*WHAT IS NEEDED*: Please write out the material below exactly as given.

*INPUT RECORDS*:

__________________________________________________

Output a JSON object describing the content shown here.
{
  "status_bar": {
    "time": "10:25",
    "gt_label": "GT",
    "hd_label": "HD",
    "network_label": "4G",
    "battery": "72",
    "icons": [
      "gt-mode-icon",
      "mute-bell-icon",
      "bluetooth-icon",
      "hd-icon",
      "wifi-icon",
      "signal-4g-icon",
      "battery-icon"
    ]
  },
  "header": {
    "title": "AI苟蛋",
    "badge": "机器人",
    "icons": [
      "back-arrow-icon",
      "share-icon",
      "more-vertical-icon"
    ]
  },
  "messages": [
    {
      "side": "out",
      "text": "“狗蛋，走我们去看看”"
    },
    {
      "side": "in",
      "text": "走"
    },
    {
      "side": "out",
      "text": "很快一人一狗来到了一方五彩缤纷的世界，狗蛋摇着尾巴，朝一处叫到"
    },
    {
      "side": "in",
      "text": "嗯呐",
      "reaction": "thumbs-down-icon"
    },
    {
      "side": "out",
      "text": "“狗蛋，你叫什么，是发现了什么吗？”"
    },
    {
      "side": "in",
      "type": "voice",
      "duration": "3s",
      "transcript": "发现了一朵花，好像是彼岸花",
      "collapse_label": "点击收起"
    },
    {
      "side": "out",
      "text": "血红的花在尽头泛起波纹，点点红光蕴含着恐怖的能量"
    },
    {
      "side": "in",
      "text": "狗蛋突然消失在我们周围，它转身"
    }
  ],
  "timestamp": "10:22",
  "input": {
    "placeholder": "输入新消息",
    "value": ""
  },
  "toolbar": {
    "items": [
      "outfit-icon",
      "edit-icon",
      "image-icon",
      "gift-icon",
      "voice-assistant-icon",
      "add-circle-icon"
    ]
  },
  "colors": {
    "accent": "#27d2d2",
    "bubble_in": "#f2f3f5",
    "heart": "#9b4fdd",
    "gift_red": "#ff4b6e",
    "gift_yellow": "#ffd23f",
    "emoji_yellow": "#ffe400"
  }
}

__________________________________________________

*FULL OUTPUT*:
Output a JSON object describing the content shown here.
{
  "status_bar": {
    "time": "10:25",
    "gt_label": "GT",
    "hd_label": "HD",
    "network_label": "4G",
    "battery": "72",
    "icons": [
      "gt-mode-icon",
      "mute-bell-icon",
      "bluetooth-icon",
      "hd-icon",
      "wifi-icon",
      "signal-4g-icon",
      "battery-icon"
    ]
  },
  "header": {
    "title": "AI苟蛋",
    "badge": "机器人",
    "icons": [
      "back-arrow-icon",
      "share-icon",
      "more-vertical-icon"
    ]
  },
  "messages": [
    {
      "side": "out",
      "text": "“狗蛋，走我们去看看”"
    },
    {
      "side": "in",
      "text": "走"
    },
    {
      "side": "out",
      "text": "很快一人一狗来到了一方五彩缤纷的世界，狗蛋摇着尾巴，朝一处叫到"
    },
    {
      "side": "in",
      "text": "嗯呐",
      "reaction": "thumbs-down-icon"
    },
    {
      "side": "out",
      "text": "“狗蛋，你叫什么，是发现了什么吗？”"
    },
    {
      "side": "in",
      "type": "voice",
      "duration": "3s",
      "transcript": "发现了一朵花，好像是彼岸花",
      "collapse_label": "点击收起"
    },
    {
      "side": "out",
      "text": "血红的花在尽头泛起波纹，点点红光蕴含着恐怖的能量"
    },
    {
      "side": "in",
      "text": "狗蛋突然消失在我们周围，它转身"
    }
  ],
  "timestamp": "10:22",
  "input": {
    "placeholder": "输入新消息",
    "value": ""
  },
  "toolbar": {
    "items": [
      "outfit-icon",
      "edit-icon",
      "image-icon",
      "gift-icon",
      "voice-assistant-icon",
      "add-circle-icon"
    ]
  },
  "colors": {
    "accent": "#27d2d2",
    "bubble_in": "#f2f3f5",
    "heart": "#9b4fdd",
    "gift_red": "#ff4b6e",
    "gift_yellow": "#ffd23f",
    "emoji_yellow": "#ffe400"
  }
}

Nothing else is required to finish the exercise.